*GIVEN PROBLEM*:
For the records below, say how many lines contain the string "JSON". Give the number only.

*INFORMATION SUPPLIED*:
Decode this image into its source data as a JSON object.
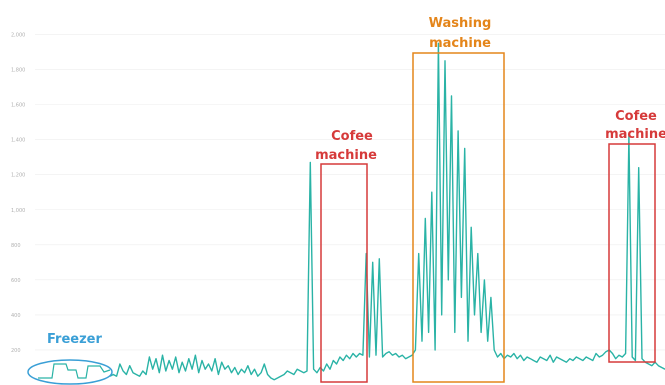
{
  "chart_data": {
    "type": "line",
    "title": "",
    "xlabel": "",
    "ylabel": "",
    "ylim": [
      0,
      2100
    ],
    "y_ticks": [
      "200",
      "400",
      "600",
      "800",
      "1,000",
      "1,200",
      "1,400",
      "1,600",
      "1,800",
      "2,000"
    ],
    "grid": true,
    "series_color": "#2ab3a6",
    "x_range": [
      0,
      1000
    ],
    "y": [
      50,
      60,
      50,
      120,
      80,
      60,
      110,
      70,
      60,
      50,
      80,
      60,
      160,
      90,
      150,
      70,
      170,
      80,
      140,
      90,
      160,
      70,
      130,
      80,
      150,
      90,
      170,
      70,
      140,
      90,
      120,
      80,
      150,
      60,
      130,
      90,
      110,
      70,
      100,
      60,
      90,
      70,
      110,
      60,
      90,
      50,
      70,
      120,
      60,
      40,
      30,
      40,
      50,
      60,
      80,
      70,
      60,
      90,
      80,
      70,
      80,
      1270,
      90,
      70,
      100,
      80,
      120,
      90,
      140,
      120,
      160,
      140,
      170,
      150,
      180,
      160,
      180,
      170,
      750,
      160,
      700,
      170,
      720,
      160,
      180,
      190,
      170,
      180,
      160,
      170,
      150,
      160,
      170,
      200,
      750,
      250,
      950,
      300,
      1100,
      200,
      1950,
      400,
      1850,
      600,
      1650,
      300,
      1450,
      500,
      1350,
      250,
      900,
      400,
      750,
      300,
      600,
      250,
      500,
      200,
      160,
      180,
      150,
      170,
      160,
      180,
      150,
      170,
      140,
      160,
      150,
      140,
      130,
      160,
      150,
      140,
      170,
      130,
      160,
      150,
      140,
      130,
      150,
      140,
      160,
      150,
      140,
      160,
      150,
      140,
      180,
      160,
      170,
      190,
      200,
      180,
      150,
      170,
      160,
      180,
      1420,
      160,
      140,
      1240,
      150,
      130,
      120,
      110,
      130,
      110,
      100,
      90
    ],
    "annotations": [
      {
        "label": "Freezer",
        "color": "#3a9fd6",
        "shape": "ellipse",
        "x0": 5,
        "x1": 125
      },
      {
        "label": "Cofee machine",
        "color": "#d63a3a",
        "shape": "rect",
        "x0": 486,
        "x1": 552
      },
      {
        "label": "Washing machine",
        "color": "#e4851a",
        "shape": "rect",
        "x0": 620,
        "x1": 758
      },
      {
        "label": "Cofee machine",
        "color": "#d63a3a",
        "shape": "rect",
        "x0": 915,
        "x1": 985
      }
    ]
  }
}
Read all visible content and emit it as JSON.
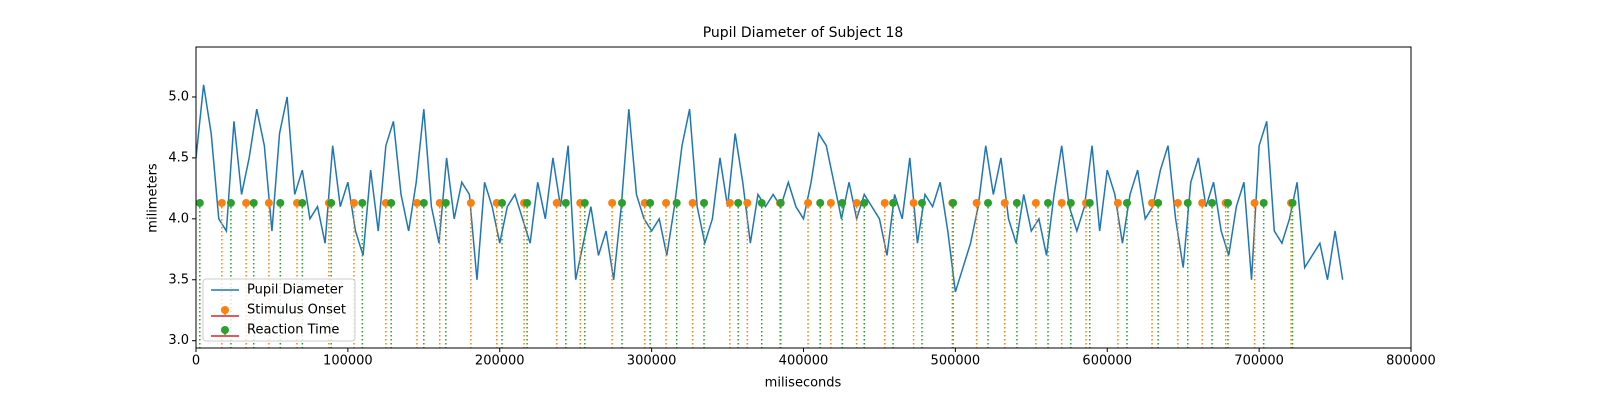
{
  "chart_data": {
    "type": "line",
    "title": "Pupil Diameter of Subject 18",
    "xlabel": "miliseconds",
    "ylabel": "milimeters",
    "xlim": [
      0,
      800000
    ],
    "ylim": [
      2.94,
      5.41
    ],
    "xticks": [
      0,
      100000,
      200000,
      300000,
      400000,
      500000,
      600000,
      700000,
      800000
    ],
    "yticks": [
      {
        "value": 3,
        "label": "3.0"
      },
      3.5,
      {
        "value": 4,
        "label": "4.0"
      },
      4.5,
      {
        "value": 5,
        "label": "5.0"
      }
    ],
    "grid": false,
    "legend": "lower left",
    "baseline_color": "#d62728",
    "series": [
      {
        "name": "Pupil Diameter",
        "type": "line",
        "color": "#1f77b4",
        "x": [
          0,
          5000,
          10000,
          15000,
          20000,
          25000,
          30000,
          35000,
          40000,
          45000,
          50000,
          55000,
          60000,
          65000,
          70000,
          75000,
          80000,
          85000,
          90000,
          95000,
          100000,
          105000,
          110000,
          115000,
          120000,
          125000,
          130000,
          135000,
          140000,
          145000,
          150000,
          155000,
          160000,
          165000,
          170000,
          175000,
          180000,
          185000,
          190000,
          195000,
          200000,
          205000,
          210000,
          215000,
          220000,
          225000,
          230000,
          235000,
          240000,
          245000,
          250000,
          255000,
          260000,
          265000,
          270000,
          275000,
          280000,
          285000,
          290000,
          295000,
          300000,
          305000,
          310000,
          315000,
          320000,
          325000,
          330000,
          335000,
          340000,
          345000,
          350000,
          355000,
          360000,
          365000,
          370000,
          375000,
          380000,
          385000,
          390000,
          395000,
          400000,
          405000,
          410000,
          415000,
          420000,
          425000,
          430000,
          435000,
          440000,
          445000,
          450000,
          455000,
          460000,
          465000,
          470000,
          475000,
          480000,
          485000,
          490000,
          495000,
          500000,
          505000,
          510000,
          515000,
          520000,
          525000,
          530000,
          535000,
          540000,
          545000,
          550000,
          555000,
          560000,
          565000,
          570000,
          575000,
          580000,
          585000,
          590000,
          595000,
          600000,
          605000,
          610000,
          615000,
          620000,
          625000,
          630000,
          635000,
          640000,
          645000,
          650000,
          655000,
          660000,
          665000,
          670000,
          675000,
          680000,
          685000,
          690000,
          695000,
          700000,
          705000,
          710000,
          715000,
          720000,
          725000,
          730000,
          735000,
          740000,
          745000,
          750000,
          755000
        ],
        "values": [
          4.5,
          5.1,
          4.7,
          4.0,
          3.9,
          4.8,
          4.2,
          4.5,
          4.9,
          4.6,
          3.9,
          4.7,
          5.0,
          4.2,
          4.4,
          4.0,
          4.1,
          3.8,
          4.6,
          4.1,
          4.3,
          3.9,
          3.7,
          4.4,
          3.9,
          4.6,
          4.8,
          4.2,
          3.9,
          4.3,
          4.9,
          4.1,
          3.8,
          4.5,
          4.0,
          4.3,
          4.2,
          3.5,
          4.3,
          4.1,
          3.8,
          4.1,
          4.2,
          4.0,
          3.8,
          4.3,
          4.0,
          4.5,
          4.1,
          4.6,
          3.5,
          3.8,
          4.1,
          3.7,
          3.9,
          3.5,
          4.1,
          4.9,
          4.2,
          4.0,
          3.9,
          4.0,
          3.7,
          4.1,
          4.6,
          4.9,
          4.1,
          3.8,
          4.0,
          4.5,
          4.1,
          4.7,
          4.3,
          3.8,
          4.2,
          4.1,
          4.2,
          4.1,
          4.3,
          4.1,
          4.0,
          4.3,
          4.7,
          4.6,
          4.3,
          4.0,
          4.3,
          4.0,
          4.2,
          4.1,
          4.0,
          3.7,
          4.2,
          4.0,
          4.5,
          3.8,
          4.2,
          4.1,
          4.3,
          3.9,
          3.4,
          3.6,
          3.8,
          4.1,
          4.6,
          4.2,
          4.5,
          4.0,
          3.8,
          4.2,
          3.9,
          4.0,
          3.7,
          4.2,
          4.6,
          4.1,
          3.9,
          4.1,
          4.6,
          3.9,
          4.4,
          4.2,
          3.8,
          4.2,
          4.4,
          4.0,
          4.1,
          4.4,
          4.6,
          4.0,
          3.6,
          4.3,
          4.5,
          4.1,
          4.3,
          3.9,
          3.7,
          4.1,
          4.3,
          3.5,
          4.6,
          4.8,
          3.9,
          3.8,
          4.0,
          4.3,
          3.6,
          3.7,
          3.8,
          3.5,
          3.9,
          3.5
        ]
      },
      {
        "name": "Stimulus Onset",
        "type": "stem",
        "color": "#ff7f0e",
        "x": [
          17000,
          33000,
          48000,
          66500,
          87500,
          104000,
          125000,
          145500,
          160500,
          181000,
          198000,
          216000,
          237500,
          253000,
          274000,
          295500,
          309500,
          327000,
          351500,
          363000,
          384500,
          403000,
          418000,
          435000,
          453500,
          472500,
          498000,
          514000,
          532500,
          553000,
          570000,
          586000,
          607000,
          629500,
          646500,
          662500,
          678000,
          697000,
          721000
        ],
        "values": [
          4.13,
          4.13,
          4.13,
          4.13,
          4.13,
          4.13,
          4.13,
          4.13,
          4.13,
          4.13,
          4.13,
          4.13,
          4.13,
          4.13,
          4.13,
          4.13,
          4.13,
          4.13,
          4.13,
          4.13,
          4.13,
          4.13,
          4.13,
          4.13,
          4.13,
          4.13,
          4.13,
          4.13,
          4.13,
          4.13,
          4.13,
          4.13,
          4.13,
          4.13,
          4.13,
          4.13,
          4.13,
          4.13,
          4.13
        ]
      },
      {
        "name": "Reaction Time",
        "type": "stem",
        "color": "#2ca02c",
        "x": [
          2500,
          23000,
          38000,
          55500,
          70000,
          89000,
          109500,
          128500,
          150000,
          164500,
          201500,
          218000,
          243500,
          256000,
          280500,
          299000,
          316500,
          334500,
          357000,
          372500,
          385000,
          411000,
          425500,
          440000,
          459000,
          478000,
          498500,
          521500,
          540500,
          561000,
          576000,
          588500,
          613000,
          633500,
          653000,
          669000,
          679500,
          703000,
          722000
        ],
        "values": [
          4.13,
          4.13,
          4.13,
          4.13,
          4.13,
          4.13,
          4.13,
          4.13,
          4.13,
          4.13,
          4.13,
          4.13,
          4.13,
          4.13,
          4.13,
          4.13,
          4.13,
          4.13,
          4.13,
          4.13,
          4.13,
          4.13,
          4.13,
          4.13,
          4.13,
          4.13,
          4.13,
          4.13,
          4.13,
          4.13,
          4.13,
          4.13,
          4.13,
          4.13,
          4.13,
          4.13,
          4.13,
          4.13,
          4.13
        ]
      }
    ]
  }
}
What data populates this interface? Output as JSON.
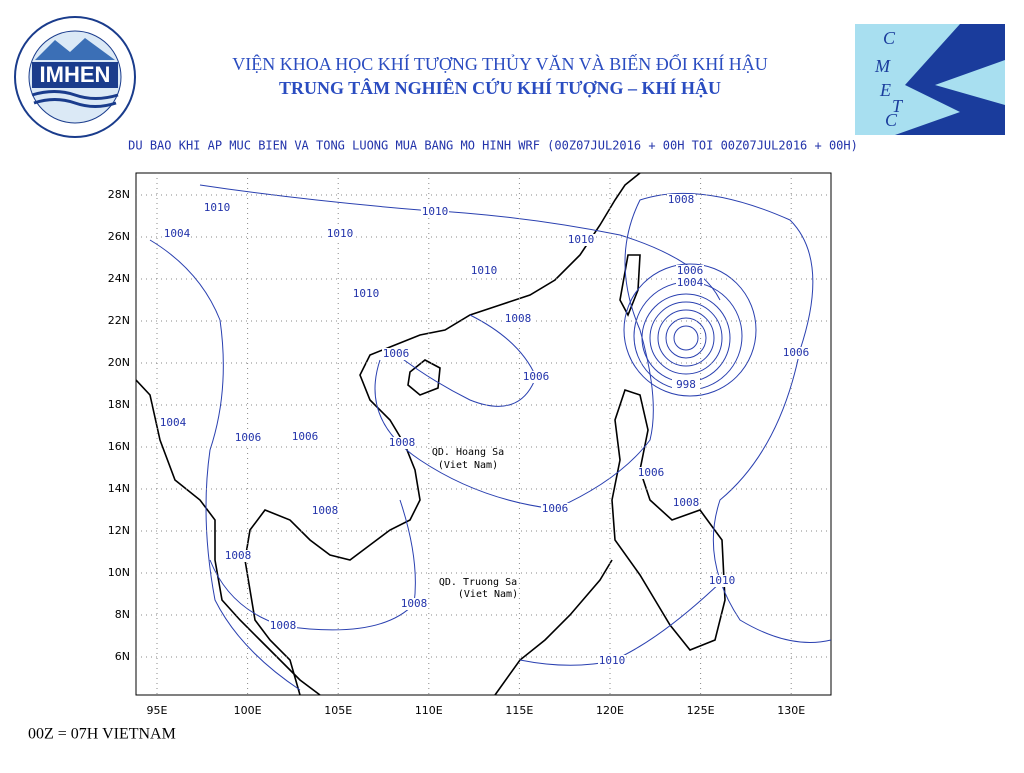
{
  "header": {
    "line1": "VIỆN KHOA HỌC KHÍ TƯỢNG THỦY VĂN VÀ BIẾN ĐỔI KHÍ HẬU",
    "line2": "TRUNG TÂM NGHIÊN CỨU KHÍ TƯỢNG – KHÍ HẬU",
    "logo_left": "IMHEN",
    "logo_right": [
      "C",
      "M",
      "E",
      "T",
      "C"
    ]
  },
  "map": {
    "title": "DU BAO KHI AP MUC BIEN VA TONG LUONG MUA BANG MO HINH WRF (00Z07JUL2016 + 00H TOI 00Z07JUL2016 + 00H)",
    "lat_labels": [
      "28N",
      "26N",
      "24N",
      "22N",
      "20N",
      "18N",
      "16N",
      "14N",
      "12N",
      "10N",
      "8N",
      "6N"
    ],
    "lon_labels": [
      "95E",
      "100E",
      "105E",
      "110E",
      "115E",
      "120E",
      "125E",
      "130E"
    ],
    "contour_labels": [
      "1010",
      "1010",
      "1004",
      "1010",
      "1010",
      "1008",
      "1010",
      "1006",
      "1004",
      "998",
      "1010",
      "1008",
      "1006",
      "1006",
      "1006",
      "1004",
      "1006",
      "1006",
      "1008",
      "1006",
      "1008",
      "1008",
      "1006",
      "1008",
      "1010",
      "1008",
      "1008",
      "1010"
    ],
    "place_labels": [
      "QD. Hoang Sa",
      "(Viet Nam)",
      "QD. Truong Sa",
      "(Viet Nam)"
    ]
  },
  "footer": "00Z = 07H VIETNAM"
}
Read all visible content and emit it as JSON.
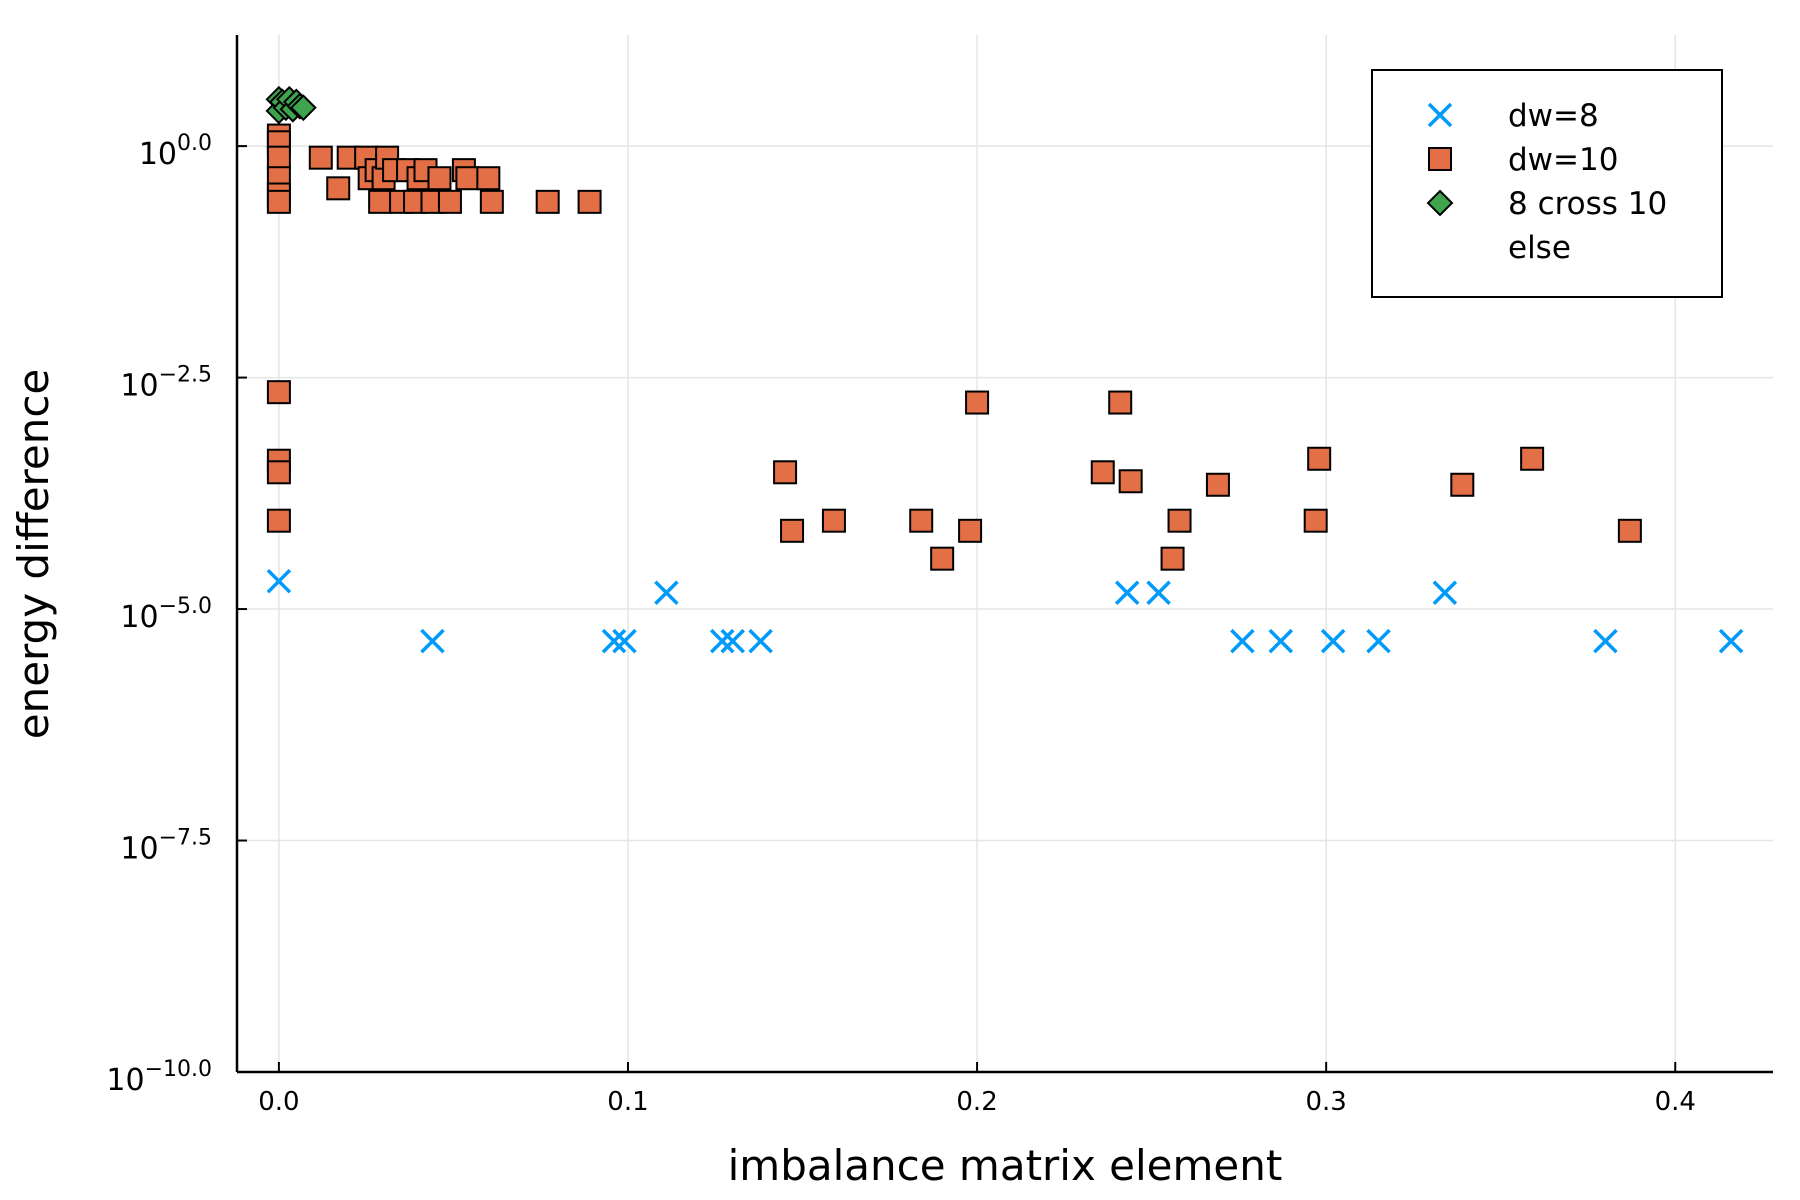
{
  "chart_data": {
    "type": "scatter",
    "title": "",
    "xlabel": "imbalance matrix element",
    "ylabel": "energy difference",
    "xlim": [
      -0.012,
      0.428
    ],
    "ylim_log10": [
      -10.0,
      1.2
    ],
    "yscale": "log10",
    "grid": true,
    "legend_position": "top-right",
    "x_ticks": [
      {
        "value": 0.0,
        "label": "0.0"
      },
      {
        "value": 0.1,
        "label": "0.1"
      },
      {
        "value": 0.2,
        "label": "0.2"
      },
      {
        "value": 0.3,
        "label": "0.3"
      },
      {
        "value": 0.4,
        "label": "0.4"
      }
    ],
    "y_ticks": [
      {
        "log10": 0.0,
        "base": "10",
        "exp": "0.0"
      },
      {
        "log10": -2.5,
        "base": "10",
        "exp": "−2.5"
      },
      {
        "log10": -5.0,
        "base": "10",
        "exp": "−5.0"
      },
      {
        "log10": -7.5,
        "base": "10",
        "exp": "−7.5"
      },
      {
        "log10": -10.0,
        "base": "10",
        "exp": "−10.0"
      }
    ],
    "series": [
      {
        "name": "dw=8",
        "marker": "x",
        "color": "#009AFA",
        "points": [
          [
            0.0,
            2e-05
          ],
          [
            0.044,
            4.5e-06
          ],
          [
            0.096,
            4.5e-06
          ],
          [
            0.099,
            4.5e-06
          ],
          [
            0.111,
            1.5e-05
          ],
          [
            0.127,
            4.5e-06
          ],
          [
            0.13,
            4.5e-06
          ],
          [
            0.138,
            4.5e-06
          ],
          [
            0.243,
            1.5e-05
          ],
          [
            0.252,
            1.5e-05
          ],
          [
            0.276,
            4.5e-06
          ],
          [
            0.287,
            4.5e-06
          ],
          [
            0.302,
            4.5e-06
          ],
          [
            0.315,
            4.5e-06
          ],
          [
            0.334,
            1.5e-05
          ],
          [
            0.38,
            4.5e-06
          ],
          [
            0.416,
            4.5e-06
          ]
        ]
      },
      {
        "name": "dw=10",
        "marker": "square",
        "color": "#E26F46",
        "points": [
          [
            0.0,
            1.3
          ],
          [
            0.0,
            1.1
          ],
          [
            0.0,
            0.75
          ],
          [
            0.0,
            0.45
          ],
          [
            0.0,
            0.3
          ],
          [
            0.0,
            0.25
          ],
          [
            0.012,
            0.75
          ],
          [
            0.017,
            0.35
          ],
          [
            0.02,
            0.75
          ],
          [
            0.025,
            0.75
          ],
          [
            0.026,
            0.45
          ],
          [
            0.028,
            0.55
          ],
          [
            0.029,
            0.25
          ],
          [
            0.03,
            0.45
          ],
          [
            0.031,
            0.75
          ],
          [
            0.033,
            0.55
          ],
          [
            0.035,
            0.25
          ],
          [
            0.037,
            0.55
          ],
          [
            0.039,
            0.25
          ],
          [
            0.04,
            0.45
          ],
          [
            0.042,
            0.55
          ],
          [
            0.044,
            0.25
          ],
          [
            0.046,
            0.45
          ],
          [
            0.049,
            0.25
          ],
          [
            0.053,
            0.55
          ],
          [
            0.054,
            0.45
          ],
          [
            0.06,
            0.45
          ],
          [
            0.061,
            0.25
          ],
          [
            0.077,
            0.25
          ],
          [
            0.089,
            0.25
          ],
          [
            0.0,
            0.0022
          ],
          [
            0.0,
            0.0004
          ],
          [
            0.0,
            0.0003
          ],
          [
            0.0,
            9e-05
          ],
          [
            0.145,
            0.0003
          ],
          [
            0.147,
            7e-05
          ],
          [
            0.159,
            9e-05
          ],
          [
            0.184,
            9e-05
          ],
          [
            0.19,
            3.5e-05
          ],
          [
            0.198,
            7e-05
          ],
          [
            0.2,
            0.0017
          ],
          [
            0.236,
            0.0003
          ],
          [
            0.241,
            0.0017
          ],
          [
            0.244,
            0.00024
          ],
          [
            0.256,
            3.5e-05
          ],
          [
            0.258,
            9e-05
          ],
          [
            0.269,
            0.00022
          ],
          [
            0.297,
            9e-05
          ],
          [
            0.298,
            0.00042
          ],
          [
            0.339,
            0.00022
          ],
          [
            0.359,
            0.00042
          ],
          [
            0.387,
            7e-05
          ]
        ]
      },
      {
        "name": "8 cross 10",
        "marker": "diamond",
        "color": "#3EA44E",
        "points": [
          [
            0.0,
            3.2
          ],
          [
            0.0,
            2.4
          ],
          [
            0.001,
            3.0
          ],
          [
            0.002,
            2.6
          ],
          [
            0.003,
            3.2
          ],
          [
            0.004,
            2.5
          ],
          [
            0.005,
            3.0
          ],
          [
            0.006,
            2.7
          ],
          [
            0.007,
            2.6
          ]
        ]
      },
      {
        "name": "else",
        "marker": "none",
        "color": "#C271D2",
        "points": []
      }
    ]
  }
}
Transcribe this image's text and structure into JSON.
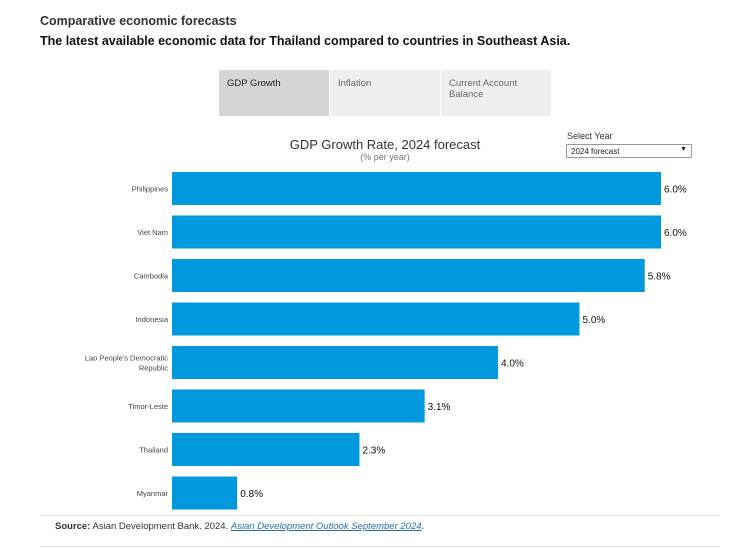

*OUTPUT BELOW*:
5